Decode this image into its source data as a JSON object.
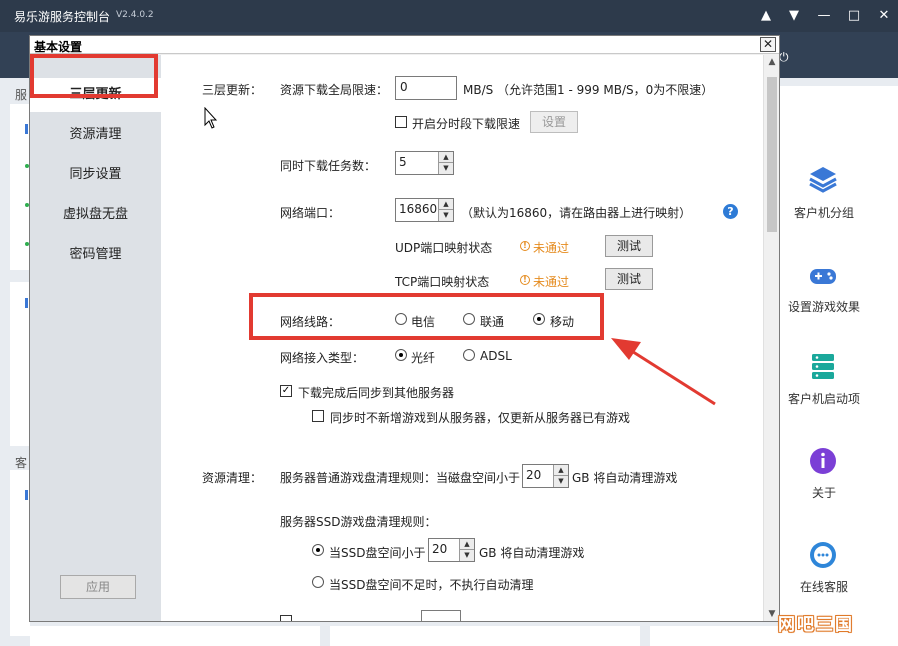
{
  "app": {
    "title": "易乐游服务控制台",
    "version": "V2.4.0.2",
    "bg_label_1": "服",
    "bg_label_2": "客",
    "colors": {
      "titlebar": "#2d3a4b",
      "accent": "#3a78d6",
      "highlight": "#e23a31"
    }
  },
  "right_panel": [
    {
      "label": "客户机分组",
      "icon": "layers-icon"
    },
    {
      "label": "设置游戏效果",
      "icon": "gamepad-icon"
    },
    {
      "label": "客户机启动项",
      "icon": "server-icon"
    },
    {
      "label": "关于",
      "icon": "info-icon"
    },
    {
      "label": "在线客服",
      "icon": "chat-icon"
    }
  ],
  "watermark": "网吧三国",
  "dialog": {
    "title": "基本设置",
    "close": "✕",
    "nav": [
      "三层更新",
      "资源清理",
      "同步设置",
      "虚拟盘无盘",
      "密码管理"
    ],
    "apply": "应用"
  },
  "three_layer": {
    "section_label": "三层更新：",
    "speed_label": "资源下载全局限速：",
    "speed_value": "0",
    "speed_unit": "MB/S （允许范围1 - 999 MB/S，0为不限速）",
    "period_limit_label": "开启分时段下载限速",
    "settings_btn": "设置",
    "tasks_label": "同时下载任务数：",
    "tasks_value": "5",
    "port_label": "网络端口：",
    "port_value": "16860",
    "port_hint": "（默认为16860，请在路由器上进行映射）",
    "udp_label": "UDP端口映射状态",
    "udp_status": "未通过",
    "tcp_label": "TCP端口映射状态",
    "tcp_status": "未通过",
    "test_btn": "测试",
    "line_label": "网络线路：",
    "line_options": [
      "电信",
      "联通",
      "移动"
    ],
    "line_selected": "移动",
    "access_label": "网络接入类型：",
    "access_options": [
      "光纤",
      "ADSL"
    ],
    "access_selected": "光纤",
    "sync_after_download": "下载完成后同步到其他服务器",
    "sync_no_new": "同步时不新增游戏到从服务器，仅更新从服务器已有游戏"
  },
  "cleanup": {
    "section_label": "资源清理：",
    "rule_prefix": "服务器普通游戏盘清理规则：当磁盘空间小于",
    "rule_value": "20",
    "rule_suffix": "GB 将自动清理游戏",
    "ssd_label": "服务器SSD游戏盘清理规则：",
    "ssd_opt1_prefix": "当SSD盘空间小于",
    "ssd_value": "20",
    "ssd_opt1_suffix": "GB 将自动清理游戏",
    "ssd_opt2": "当SSD盘空间不足时，不执行自动清理"
  }
}
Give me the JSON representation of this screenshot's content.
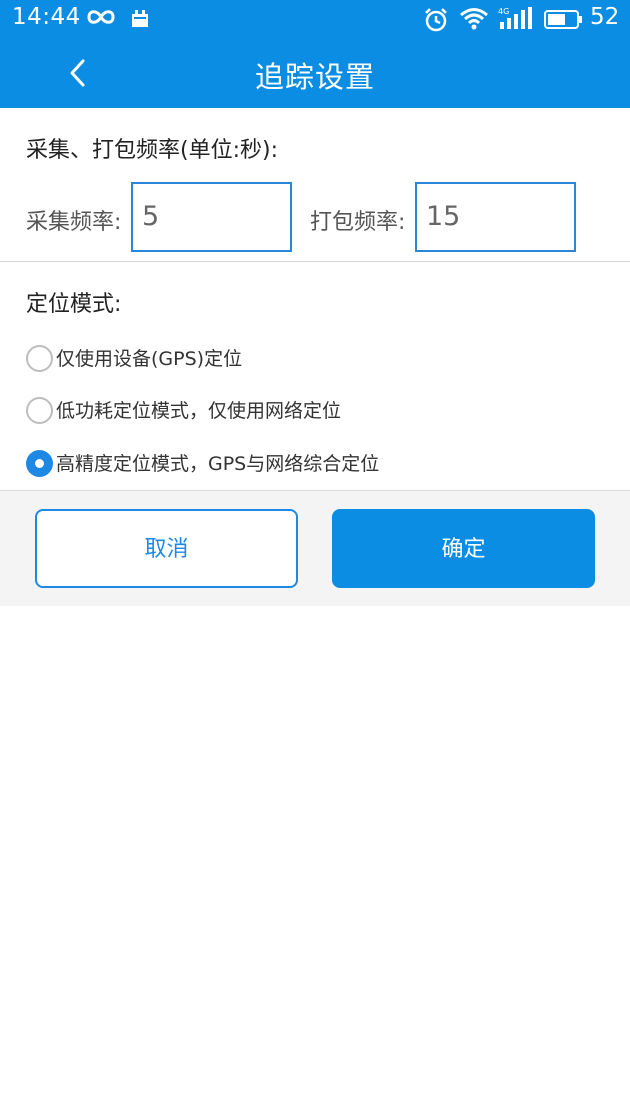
{
  "status_bar": {
    "time": "14:44",
    "battery_level": "52",
    "icons": [
      "infinity-icon",
      "calendar-icon",
      "alarm-icon",
      "wifi-icon",
      "4g-signal-icon",
      "battery-icon"
    ],
    "network_label": "4G"
  },
  "header": {
    "title": "追踪设置",
    "back_icon": "chevron-left-icon",
    "color": "#0a8de3"
  },
  "frequency": {
    "heading": "采集、打包频率(单位:秒):",
    "collect_label": "采集频率:",
    "collect_value": "5",
    "pack_label": "打包频率:",
    "pack_value": "15"
  },
  "location_mode": {
    "heading": "定位模式:",
    "options": [
      {
        "label": "仅使用设备(GPS)定位",
        "checked": false
      },
      {
        "label": "低功耗定位模式，仅使用网络定位",
        "checked": false
      },
      {
        "label": "高精度定位模式，GPS与网络综合定位",
        "checked": true
      }
    ]
  },
  "actions": {
    "cancel_label": "取消",
    "confirm_label": "确定",
    "accent_color": "#1e88e5"
  }
}
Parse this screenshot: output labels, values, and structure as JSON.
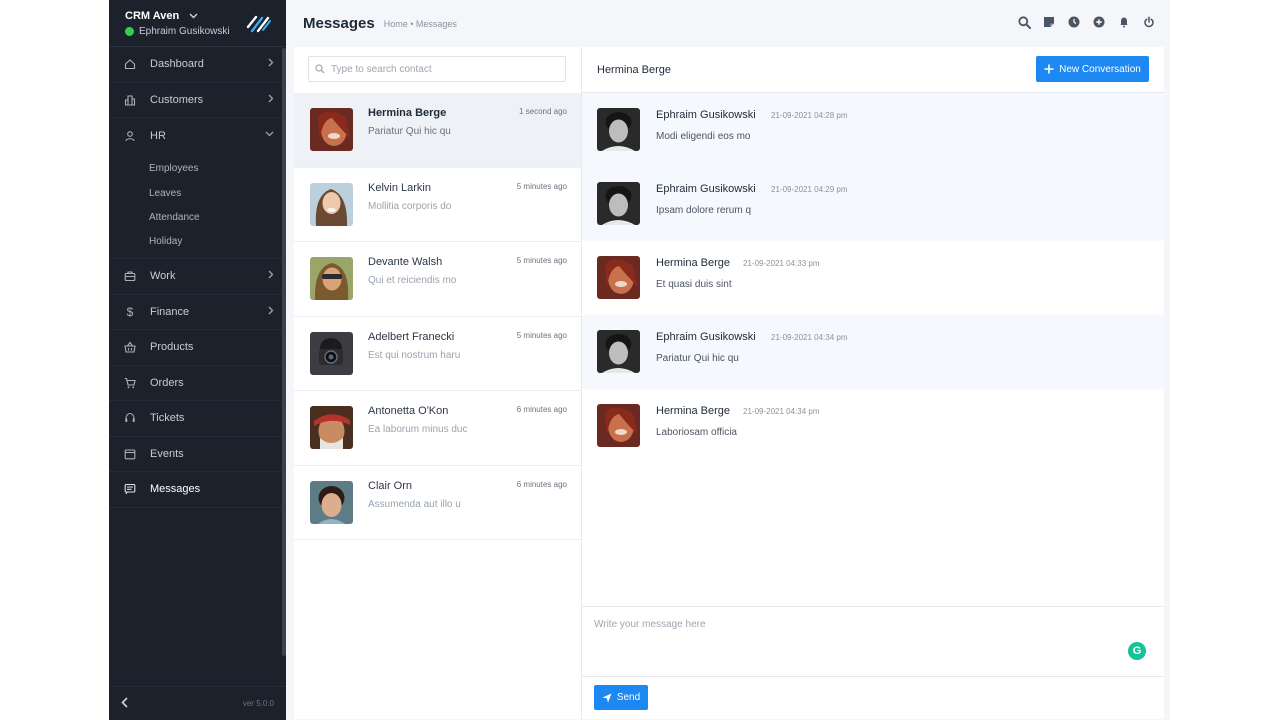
{
  "app": {
    "name": "CRM Aven",
    "user": "Ephraim Gusikowski",
    "version": "ver 5.0.0"
  },
  "sidebar": {
    "items": [
      {
        "label": "Dashboard",
        "icon": "home-icon"
      },
      {
        "label": "Customers",
        "icon": "building-icon"
      },
      {
        "label": "HR",
        "icon": "user-icon"
      },
      {
        "label": "Work",
        "icon": "briefcase-icon"
      },
      {
        "label": "Finance",
        "icon": "dollar-icon"
      },
      {
        "label": "Products",
        "icon": "basket-icon"
      },
      {
        "label": "Orders",
        "icon": "cart-icon"
      },
      {
        "label": "Tickets",
        "icon": "headset-icon"
      },
      {
        "label": "Events",
        "icon": "calendar-icon"
      },
      {
        "label": "Messages",
        "icon": "message-icon"
      }
    ],
    "hr_sub": [
      "Employees",
      "Leaves",
      "Attendance",
      "Holiday"
    ]
  },
  "header": {
    "title": "Messages",
    "breadcrumb": "Home • Messages",
    "icons": [
      "search-icon",
      "note-icon",
      "clock-icon",
      "plus-circle-icon",
      "bell-icon",
      "power-icon"
    ]
  },
  "search": {
    "placeholder": "Type to search contact"
  },
  "contacts": [
    {
      "name": "Hermina Berge",
      "time": "1 second ago",
      "snippet": "Pariatur Qui hic qu"
    },
    {
      "name": "Kelvin Larkin",
      "time": "5 minutes ago",
      "snippet": "Mollitia corporis do"
    },
    {
      "name": "Devante Walsh",
      "time": "5 minutes ago",
      "snippet": "Qui et reiciendis mo"
    },
    {
      "name": "Adelbert Franecki",
      "time": "5 minutes ago",
      "snippet": "Est qui nostrum haru"
    },
    {
      "name": "Antonetta O'Kon",
      "time": "6 minutes ago",
      "snippet": "Ea laborum minus duc"
    },
    {
      "name": "Clair Orn",
      "time": "6 minutes ago",
      "snippet": "Assumenda aut illo u"
    }
  ],
  "conversation": {
    "title": "Hermina Berge",
    "new_button": "New Conversation",
    "messages": [
      {
        "author": "Ephraim Gusikowski",
        "time": "21-09-2021 04:28 pm",
        "text": "Modi eligendi eos mo"
      },
      {
        "author": "Ephraim Gusikowski",
        "time": "21-09-2021 04:29 pm",
        "text": "Ipsam dolore rerum q"
      },
      {
        "author": "Hermina Berge",
        "time": "21-09-2021 04:33 pm",
        "text": "Et quasi duis sint"
      },
      {
        "author": "Ephraim Gusikowski",
        "time": "21-09-2021 04:34 pm",
        "text": "Pariatur Qui hic qu"
      },
      {
        "author": "Hermina Berge",
        "time": "21-09-2021 04:34 pm",
        "text": "Laboriosam officia"
      }
    ],
    "composer_placeholder": "Write your message here",
    "send_label": "Send"
  },
  "colors": {
    "sidebar_bg": "#1b222c",
    "accent": "#1d88f2",
    "online": "#2fd24a",
    "grammarly": "#15c39a"
  }
}
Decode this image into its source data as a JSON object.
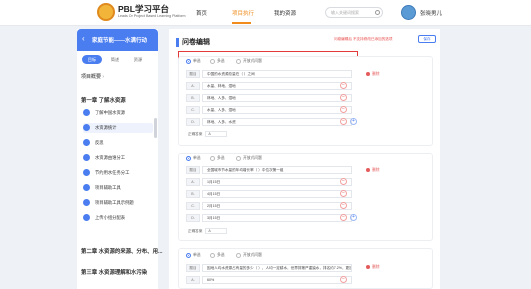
{
  "header": {
    "app_title": "PBL学习平台",
    "app_subtitle": "Leads Or Project Based Learning Platform",
    "nav": [
      "首页",
      "项目执行",
      "我的资源"
    ],
    "search_placeholder": "输入关键词搜索",
    "user_name": "张晓男儿"
  },
  "sidebar": {
    "title": "家庭节能——水满行动",
    "tabs": [
      "目标",
      "简述",
      "资源"
    ],
    "project_overview": "项目概要",
    "chapter1": "第一章 了解水资源",
    "items": [
      "了解中国水资源",
      "水资源统计",
      "反思",
      "水资源由谁分工",
      "节约用水任务分工",
      "项目辅助工具",
      "项目辅助工具示例题",
      "上传小组分配表"
    ],
    "chapter2": "第二章 水资源的来源、分布、用...",
    "chapter3": "第三章 水资源理解和水污染"
  },
  "main": {
    "title": "问卷编辑",
    "hint": "问卷编辑后 不支持修改已添加的选项",
    "save_label": "保存",
    "type_options": [
      "单选",
      "多选",
      "开放式问题"
    ],
    "delete_label": "删除",
    "answer_label": "正确答案",
    "questions": [
      {
        "stem_label": "题目",
        "stem": "中国的水资源总量在（ ）之间",
        "options": [
          {
            "label": "A.",
            "text": "水量、林地、湿地"
          },
          {
            "label": "B.",
            "text": "林地、人多、湿地"
          },
          {
            "label": "C.",
            "text": "水量、人多、湿地"
          },
          {
            "label": "D.",
            "text": "林地、人多、水资"
          }
        ],
        "answer": "A"
      },
      {
        "stem_label": "题目",
        "stem": "全国城市节水量的年均增长率（ ）中位次第一组",
        "options": [
          {
            "label": "A.",
            "text": "1月15日"
          },
          {
            "label": "B.",
            "text": "4月15日"
          },
          {
            "label": "C.",
            "text": "2月15日"
          },
          {
            "label": "D.",
            "text": "3月15日"
          }
        ],
        "answer": "A"
      },
      {
        "stem_label": "题目",
        "stem": "因地人均水资源占有量的多少（ ），人均一定耕水，世界排第严重缺水，排名约7.2%，更加江口",
        "options": [
          {
            "label": "A.",
            "text": "60%"
          }
        ],
        "answer": ""
      }
    ]
  }
}
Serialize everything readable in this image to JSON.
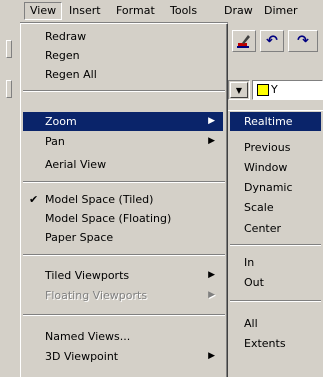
======
▶ **INSTRUCTIONS FOR THE TASK**: Identify each line holding the string "screenshot", and copy it out.

▶ **RESULT OF THIS EXERCISE**:
Give me the JSON representation of this screenshot's content.
Parse this screenshot: output labels, values, and structure as JSON.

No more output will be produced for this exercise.